» Entries from a visual dataset:

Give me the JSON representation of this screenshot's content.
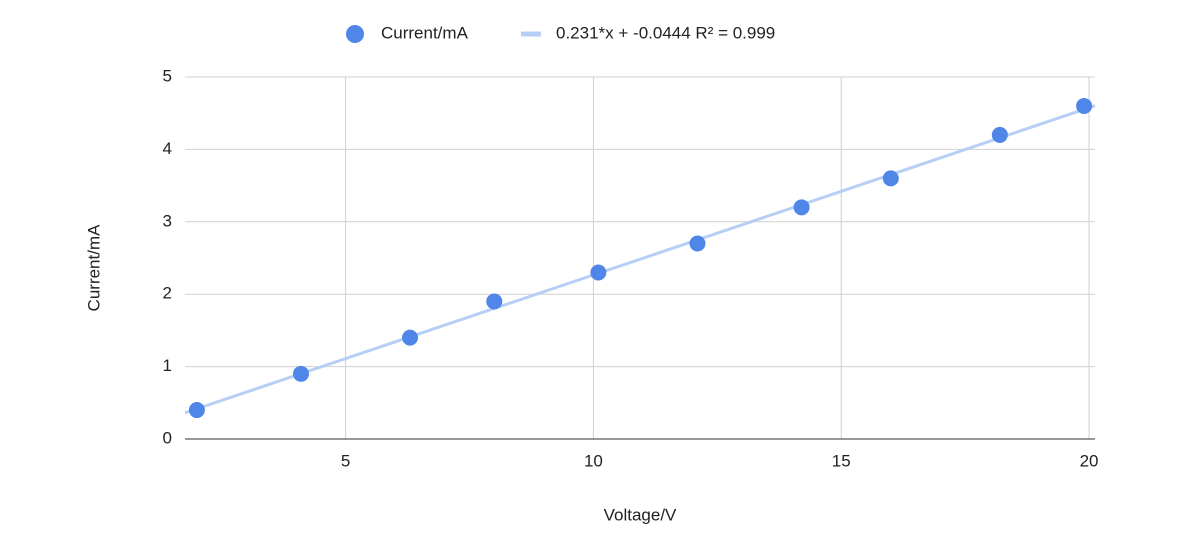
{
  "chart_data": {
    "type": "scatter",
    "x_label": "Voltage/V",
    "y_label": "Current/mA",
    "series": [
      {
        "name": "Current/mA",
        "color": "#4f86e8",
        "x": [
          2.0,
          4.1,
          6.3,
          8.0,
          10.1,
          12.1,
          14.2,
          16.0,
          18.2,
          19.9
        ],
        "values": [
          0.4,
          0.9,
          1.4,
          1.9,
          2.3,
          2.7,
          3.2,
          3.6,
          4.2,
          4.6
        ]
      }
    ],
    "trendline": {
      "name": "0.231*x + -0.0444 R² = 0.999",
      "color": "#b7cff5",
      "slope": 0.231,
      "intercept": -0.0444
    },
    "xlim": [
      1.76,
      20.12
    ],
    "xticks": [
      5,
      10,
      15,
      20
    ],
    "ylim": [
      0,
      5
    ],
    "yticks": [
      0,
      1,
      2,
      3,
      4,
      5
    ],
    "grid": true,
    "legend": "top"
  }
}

» INSTRUCTIONS TO FOLLOW:
Transcribe all the records above word for word, without their images.

» EXERCISE RESULT:
Give me the JSON representation of this screenshot's content.
{
  "chart_data": {
    "type": "scatter",
    "x_label": "Voltage/V",
    "y_label": "Current/mA",
    "series": [
      {
        "name": "Current/mA",
        "color": "#4f86e8",
        "x": [
          2.0,
          4.1,
          6.3,
          8.0,
          10.1,
          12.1,
          14.2,
          16.0,
          18.2,
          19.9
        ],
        "values": [
          0.4,
          0.9,
          1.4,
          1.9,
          2.3,
          2.7,
          3.2,
          3.6,
          4.2,
          4.6
        ]
      }
    ],
    "trendline": {
      "name": "0.231*x + -0.0444 R² = 0.999",
      "color": "#b7cff5",
      "slope": 0.231,
      "intercept": -0.0444
    },
    "xlim": [
      1.76,
      20.12
    ],
    "xticks": [
      5,
      10,
      15,
      20
    ],
    "ylim": [
      0,
      5
    ],
    "yticks": [
      0,
      1,
      2,
      3,
      4,
      5
    ],
    "grid": true,
    "legend": "top"
  }
}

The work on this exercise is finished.